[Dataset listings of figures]
-=-=-=-=-

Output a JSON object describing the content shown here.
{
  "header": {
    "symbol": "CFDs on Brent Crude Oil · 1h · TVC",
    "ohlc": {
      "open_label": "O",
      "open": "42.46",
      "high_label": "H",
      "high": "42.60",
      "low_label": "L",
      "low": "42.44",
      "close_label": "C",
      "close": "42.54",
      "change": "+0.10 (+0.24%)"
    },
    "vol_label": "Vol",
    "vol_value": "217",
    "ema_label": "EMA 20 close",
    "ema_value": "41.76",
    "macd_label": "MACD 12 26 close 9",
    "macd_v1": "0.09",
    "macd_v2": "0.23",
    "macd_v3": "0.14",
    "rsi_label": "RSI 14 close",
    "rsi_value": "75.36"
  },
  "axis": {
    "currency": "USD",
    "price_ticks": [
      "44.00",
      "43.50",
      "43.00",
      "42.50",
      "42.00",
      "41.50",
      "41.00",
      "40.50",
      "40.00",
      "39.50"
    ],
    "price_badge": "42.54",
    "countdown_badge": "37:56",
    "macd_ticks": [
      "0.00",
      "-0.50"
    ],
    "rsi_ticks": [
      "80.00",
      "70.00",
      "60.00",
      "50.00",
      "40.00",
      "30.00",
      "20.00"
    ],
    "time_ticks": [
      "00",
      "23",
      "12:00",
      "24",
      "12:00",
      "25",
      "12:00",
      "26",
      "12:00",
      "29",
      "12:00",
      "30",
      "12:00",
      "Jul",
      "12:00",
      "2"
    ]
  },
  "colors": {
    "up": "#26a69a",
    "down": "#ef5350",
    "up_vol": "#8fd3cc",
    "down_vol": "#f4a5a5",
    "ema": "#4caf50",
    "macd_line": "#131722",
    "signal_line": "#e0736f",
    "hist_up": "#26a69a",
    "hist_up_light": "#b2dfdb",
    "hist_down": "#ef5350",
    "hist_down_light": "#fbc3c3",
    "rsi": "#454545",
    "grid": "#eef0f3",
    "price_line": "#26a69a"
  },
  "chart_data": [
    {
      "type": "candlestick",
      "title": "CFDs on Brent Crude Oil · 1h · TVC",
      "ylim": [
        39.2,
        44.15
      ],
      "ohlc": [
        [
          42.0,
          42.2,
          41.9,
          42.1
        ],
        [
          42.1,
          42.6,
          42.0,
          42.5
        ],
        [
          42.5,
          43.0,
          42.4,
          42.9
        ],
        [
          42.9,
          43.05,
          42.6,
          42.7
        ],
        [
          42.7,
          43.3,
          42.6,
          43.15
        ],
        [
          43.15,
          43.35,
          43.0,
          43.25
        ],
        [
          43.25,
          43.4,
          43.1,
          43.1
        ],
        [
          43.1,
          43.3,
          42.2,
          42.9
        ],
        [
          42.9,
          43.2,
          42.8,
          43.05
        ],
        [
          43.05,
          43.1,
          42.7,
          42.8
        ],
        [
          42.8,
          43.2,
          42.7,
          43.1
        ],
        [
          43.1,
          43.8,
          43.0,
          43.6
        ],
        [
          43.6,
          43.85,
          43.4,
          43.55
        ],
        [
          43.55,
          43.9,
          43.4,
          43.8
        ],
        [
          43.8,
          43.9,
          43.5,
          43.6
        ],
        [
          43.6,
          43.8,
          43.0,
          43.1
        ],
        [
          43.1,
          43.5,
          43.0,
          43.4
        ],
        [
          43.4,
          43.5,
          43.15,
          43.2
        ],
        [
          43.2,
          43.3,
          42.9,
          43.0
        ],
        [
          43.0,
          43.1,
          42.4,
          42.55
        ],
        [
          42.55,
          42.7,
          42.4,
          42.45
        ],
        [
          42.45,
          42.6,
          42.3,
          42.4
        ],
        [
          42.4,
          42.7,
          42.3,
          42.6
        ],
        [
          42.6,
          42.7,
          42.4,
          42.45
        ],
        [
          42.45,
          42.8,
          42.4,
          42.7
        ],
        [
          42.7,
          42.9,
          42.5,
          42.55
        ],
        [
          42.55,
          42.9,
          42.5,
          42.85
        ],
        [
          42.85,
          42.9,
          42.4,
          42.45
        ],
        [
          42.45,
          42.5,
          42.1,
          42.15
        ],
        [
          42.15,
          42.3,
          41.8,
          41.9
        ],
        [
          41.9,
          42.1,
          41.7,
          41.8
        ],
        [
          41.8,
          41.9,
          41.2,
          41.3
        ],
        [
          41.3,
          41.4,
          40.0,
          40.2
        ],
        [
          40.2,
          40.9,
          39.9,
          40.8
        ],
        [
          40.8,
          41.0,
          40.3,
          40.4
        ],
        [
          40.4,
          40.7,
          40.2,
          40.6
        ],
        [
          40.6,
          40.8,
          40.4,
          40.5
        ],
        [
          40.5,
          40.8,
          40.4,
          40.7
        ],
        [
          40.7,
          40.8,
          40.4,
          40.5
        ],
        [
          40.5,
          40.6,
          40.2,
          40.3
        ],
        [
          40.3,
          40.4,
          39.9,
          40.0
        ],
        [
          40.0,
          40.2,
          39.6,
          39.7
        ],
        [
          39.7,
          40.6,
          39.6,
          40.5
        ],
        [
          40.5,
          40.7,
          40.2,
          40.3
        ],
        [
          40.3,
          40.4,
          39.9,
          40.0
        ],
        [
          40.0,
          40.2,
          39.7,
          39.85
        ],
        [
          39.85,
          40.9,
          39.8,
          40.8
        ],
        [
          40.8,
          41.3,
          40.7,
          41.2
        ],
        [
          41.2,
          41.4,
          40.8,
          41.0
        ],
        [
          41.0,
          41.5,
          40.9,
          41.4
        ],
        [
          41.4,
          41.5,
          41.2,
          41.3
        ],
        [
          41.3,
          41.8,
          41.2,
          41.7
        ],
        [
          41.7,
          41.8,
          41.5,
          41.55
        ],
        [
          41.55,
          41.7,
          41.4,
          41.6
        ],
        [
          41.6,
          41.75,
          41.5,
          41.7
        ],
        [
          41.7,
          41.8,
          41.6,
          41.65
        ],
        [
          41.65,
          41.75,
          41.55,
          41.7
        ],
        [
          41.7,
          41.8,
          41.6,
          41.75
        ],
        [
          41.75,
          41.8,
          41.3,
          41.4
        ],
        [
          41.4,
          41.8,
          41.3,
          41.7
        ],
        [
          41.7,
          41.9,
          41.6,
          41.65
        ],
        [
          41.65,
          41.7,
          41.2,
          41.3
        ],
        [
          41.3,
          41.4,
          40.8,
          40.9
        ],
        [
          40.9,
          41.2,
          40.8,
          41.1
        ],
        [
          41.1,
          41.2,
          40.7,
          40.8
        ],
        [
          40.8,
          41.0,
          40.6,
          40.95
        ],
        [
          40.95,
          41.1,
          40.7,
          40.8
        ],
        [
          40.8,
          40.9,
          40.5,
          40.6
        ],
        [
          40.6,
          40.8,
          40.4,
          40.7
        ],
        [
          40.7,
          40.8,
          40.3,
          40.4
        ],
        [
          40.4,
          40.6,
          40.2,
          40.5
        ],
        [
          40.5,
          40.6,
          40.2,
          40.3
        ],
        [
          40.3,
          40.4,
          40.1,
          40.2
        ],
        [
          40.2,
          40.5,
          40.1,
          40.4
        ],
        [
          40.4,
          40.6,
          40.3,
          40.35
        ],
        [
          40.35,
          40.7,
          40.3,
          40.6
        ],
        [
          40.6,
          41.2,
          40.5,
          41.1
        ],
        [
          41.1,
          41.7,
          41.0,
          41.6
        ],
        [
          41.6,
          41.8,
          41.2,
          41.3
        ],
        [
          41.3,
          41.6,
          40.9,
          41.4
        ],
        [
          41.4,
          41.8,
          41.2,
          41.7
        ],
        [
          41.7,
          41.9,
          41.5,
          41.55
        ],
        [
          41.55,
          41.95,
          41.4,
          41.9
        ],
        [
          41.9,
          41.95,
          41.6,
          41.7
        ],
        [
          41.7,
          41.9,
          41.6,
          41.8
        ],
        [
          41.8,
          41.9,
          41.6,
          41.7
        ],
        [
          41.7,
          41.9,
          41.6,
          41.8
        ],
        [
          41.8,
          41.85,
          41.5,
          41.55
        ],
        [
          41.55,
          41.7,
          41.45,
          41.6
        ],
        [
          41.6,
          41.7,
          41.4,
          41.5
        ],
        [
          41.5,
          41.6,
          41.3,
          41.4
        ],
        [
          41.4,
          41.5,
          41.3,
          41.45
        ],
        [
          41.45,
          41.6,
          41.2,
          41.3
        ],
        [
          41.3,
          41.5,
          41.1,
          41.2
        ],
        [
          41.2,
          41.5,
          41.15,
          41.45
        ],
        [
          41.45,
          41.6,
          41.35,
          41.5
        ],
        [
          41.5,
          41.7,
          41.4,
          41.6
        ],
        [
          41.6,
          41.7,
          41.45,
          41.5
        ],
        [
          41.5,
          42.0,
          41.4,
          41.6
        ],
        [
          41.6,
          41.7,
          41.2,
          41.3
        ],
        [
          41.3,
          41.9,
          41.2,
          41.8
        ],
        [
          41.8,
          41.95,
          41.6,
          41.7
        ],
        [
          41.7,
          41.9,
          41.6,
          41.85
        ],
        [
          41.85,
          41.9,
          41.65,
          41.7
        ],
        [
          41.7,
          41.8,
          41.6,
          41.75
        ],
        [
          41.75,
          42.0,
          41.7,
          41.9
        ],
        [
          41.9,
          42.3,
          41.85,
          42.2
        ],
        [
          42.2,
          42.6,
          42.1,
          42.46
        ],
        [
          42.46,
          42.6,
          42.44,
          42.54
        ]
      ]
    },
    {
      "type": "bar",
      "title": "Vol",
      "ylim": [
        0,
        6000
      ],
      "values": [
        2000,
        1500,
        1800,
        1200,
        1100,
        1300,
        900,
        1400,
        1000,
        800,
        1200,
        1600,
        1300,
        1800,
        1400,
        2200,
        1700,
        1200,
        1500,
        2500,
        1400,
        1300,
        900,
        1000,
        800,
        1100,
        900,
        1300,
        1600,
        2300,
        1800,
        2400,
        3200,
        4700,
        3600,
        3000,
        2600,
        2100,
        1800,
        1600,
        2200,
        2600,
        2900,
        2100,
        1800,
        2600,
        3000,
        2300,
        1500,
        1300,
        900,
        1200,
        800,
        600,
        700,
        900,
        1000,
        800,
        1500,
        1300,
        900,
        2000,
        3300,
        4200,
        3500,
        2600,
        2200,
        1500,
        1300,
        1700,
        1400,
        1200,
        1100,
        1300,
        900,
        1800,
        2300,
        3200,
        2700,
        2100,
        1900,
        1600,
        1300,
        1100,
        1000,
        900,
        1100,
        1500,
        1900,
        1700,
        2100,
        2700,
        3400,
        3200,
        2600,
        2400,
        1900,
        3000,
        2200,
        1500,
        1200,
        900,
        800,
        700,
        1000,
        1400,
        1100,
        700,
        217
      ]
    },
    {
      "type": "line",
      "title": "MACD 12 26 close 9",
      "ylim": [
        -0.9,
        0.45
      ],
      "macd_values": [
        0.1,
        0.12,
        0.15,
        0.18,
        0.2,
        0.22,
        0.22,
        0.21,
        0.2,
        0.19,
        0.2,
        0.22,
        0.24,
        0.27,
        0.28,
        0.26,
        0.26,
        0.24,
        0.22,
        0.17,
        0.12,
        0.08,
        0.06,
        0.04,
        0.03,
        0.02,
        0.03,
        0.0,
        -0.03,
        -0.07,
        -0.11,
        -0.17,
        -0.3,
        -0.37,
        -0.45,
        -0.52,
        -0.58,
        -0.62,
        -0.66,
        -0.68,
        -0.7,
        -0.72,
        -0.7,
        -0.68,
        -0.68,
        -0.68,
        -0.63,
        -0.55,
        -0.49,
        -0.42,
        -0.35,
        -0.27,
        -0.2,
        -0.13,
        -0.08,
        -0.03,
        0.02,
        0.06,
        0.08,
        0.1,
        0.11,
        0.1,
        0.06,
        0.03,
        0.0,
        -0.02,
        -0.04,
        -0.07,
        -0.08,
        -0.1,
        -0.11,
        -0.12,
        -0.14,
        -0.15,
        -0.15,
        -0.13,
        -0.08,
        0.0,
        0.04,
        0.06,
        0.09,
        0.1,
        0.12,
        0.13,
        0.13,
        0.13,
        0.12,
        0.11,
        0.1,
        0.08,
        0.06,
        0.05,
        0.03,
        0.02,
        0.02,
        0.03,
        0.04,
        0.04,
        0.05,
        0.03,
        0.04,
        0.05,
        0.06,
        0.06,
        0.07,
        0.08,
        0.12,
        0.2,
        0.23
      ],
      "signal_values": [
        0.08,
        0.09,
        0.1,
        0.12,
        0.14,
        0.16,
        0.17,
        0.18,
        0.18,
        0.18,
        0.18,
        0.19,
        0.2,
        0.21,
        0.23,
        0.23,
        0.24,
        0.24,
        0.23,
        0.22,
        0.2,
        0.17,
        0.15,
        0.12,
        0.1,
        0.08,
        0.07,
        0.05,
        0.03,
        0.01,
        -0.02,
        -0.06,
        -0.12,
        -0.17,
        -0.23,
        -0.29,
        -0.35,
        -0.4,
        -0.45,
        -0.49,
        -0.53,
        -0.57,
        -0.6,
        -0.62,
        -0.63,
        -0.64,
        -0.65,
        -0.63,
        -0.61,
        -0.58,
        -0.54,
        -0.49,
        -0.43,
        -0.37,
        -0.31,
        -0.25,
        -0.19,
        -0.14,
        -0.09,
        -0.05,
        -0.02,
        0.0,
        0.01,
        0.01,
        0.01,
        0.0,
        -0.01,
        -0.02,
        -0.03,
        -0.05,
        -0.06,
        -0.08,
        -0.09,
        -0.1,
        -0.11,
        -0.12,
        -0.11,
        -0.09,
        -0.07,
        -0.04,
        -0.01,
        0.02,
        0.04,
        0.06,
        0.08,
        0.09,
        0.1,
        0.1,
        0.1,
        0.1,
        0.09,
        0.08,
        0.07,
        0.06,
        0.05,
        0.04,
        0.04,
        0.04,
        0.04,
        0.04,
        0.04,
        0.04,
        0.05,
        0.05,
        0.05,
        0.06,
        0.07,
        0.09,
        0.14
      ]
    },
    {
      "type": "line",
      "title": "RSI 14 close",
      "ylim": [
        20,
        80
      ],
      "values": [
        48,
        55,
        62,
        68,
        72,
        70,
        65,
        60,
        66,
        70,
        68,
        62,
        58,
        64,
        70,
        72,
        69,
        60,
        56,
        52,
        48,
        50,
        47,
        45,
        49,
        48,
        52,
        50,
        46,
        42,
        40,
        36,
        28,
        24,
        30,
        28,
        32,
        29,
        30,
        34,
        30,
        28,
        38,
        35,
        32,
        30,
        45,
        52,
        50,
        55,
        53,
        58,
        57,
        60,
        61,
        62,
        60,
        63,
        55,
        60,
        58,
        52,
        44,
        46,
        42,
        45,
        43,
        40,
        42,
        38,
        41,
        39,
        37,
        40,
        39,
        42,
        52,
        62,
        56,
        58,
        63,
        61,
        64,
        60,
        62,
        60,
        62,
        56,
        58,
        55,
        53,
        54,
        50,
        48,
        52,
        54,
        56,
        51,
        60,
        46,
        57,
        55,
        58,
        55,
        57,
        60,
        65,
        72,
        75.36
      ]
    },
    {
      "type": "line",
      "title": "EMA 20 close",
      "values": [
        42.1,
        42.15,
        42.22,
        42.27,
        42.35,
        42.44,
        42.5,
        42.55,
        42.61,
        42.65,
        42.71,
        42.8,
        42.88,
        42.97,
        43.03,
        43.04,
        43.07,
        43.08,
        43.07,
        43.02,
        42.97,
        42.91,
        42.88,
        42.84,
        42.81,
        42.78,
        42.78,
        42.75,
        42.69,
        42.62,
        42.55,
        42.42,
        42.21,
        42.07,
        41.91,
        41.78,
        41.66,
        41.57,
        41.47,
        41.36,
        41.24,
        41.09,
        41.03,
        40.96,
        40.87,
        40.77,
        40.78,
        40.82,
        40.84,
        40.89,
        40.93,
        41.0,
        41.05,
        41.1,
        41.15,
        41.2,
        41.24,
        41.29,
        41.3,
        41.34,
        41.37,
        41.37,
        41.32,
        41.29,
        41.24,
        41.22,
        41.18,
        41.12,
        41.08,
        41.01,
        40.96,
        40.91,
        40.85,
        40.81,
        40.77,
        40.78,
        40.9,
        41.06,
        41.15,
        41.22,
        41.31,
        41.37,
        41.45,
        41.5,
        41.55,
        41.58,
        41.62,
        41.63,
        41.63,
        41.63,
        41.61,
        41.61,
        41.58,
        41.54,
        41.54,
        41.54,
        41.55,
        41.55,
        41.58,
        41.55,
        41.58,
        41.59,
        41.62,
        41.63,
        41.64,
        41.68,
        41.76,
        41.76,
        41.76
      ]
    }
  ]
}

-=-=-=-=-

* Work to be completed
Gather up the lines containing the word "CFDs" from these records and copy them.

* In response
    "symbol": "CFDs on Brent Crude Oil · 1h · TVC",
      "title": "CFDs on Brent Crude Oil · 1h · TVC",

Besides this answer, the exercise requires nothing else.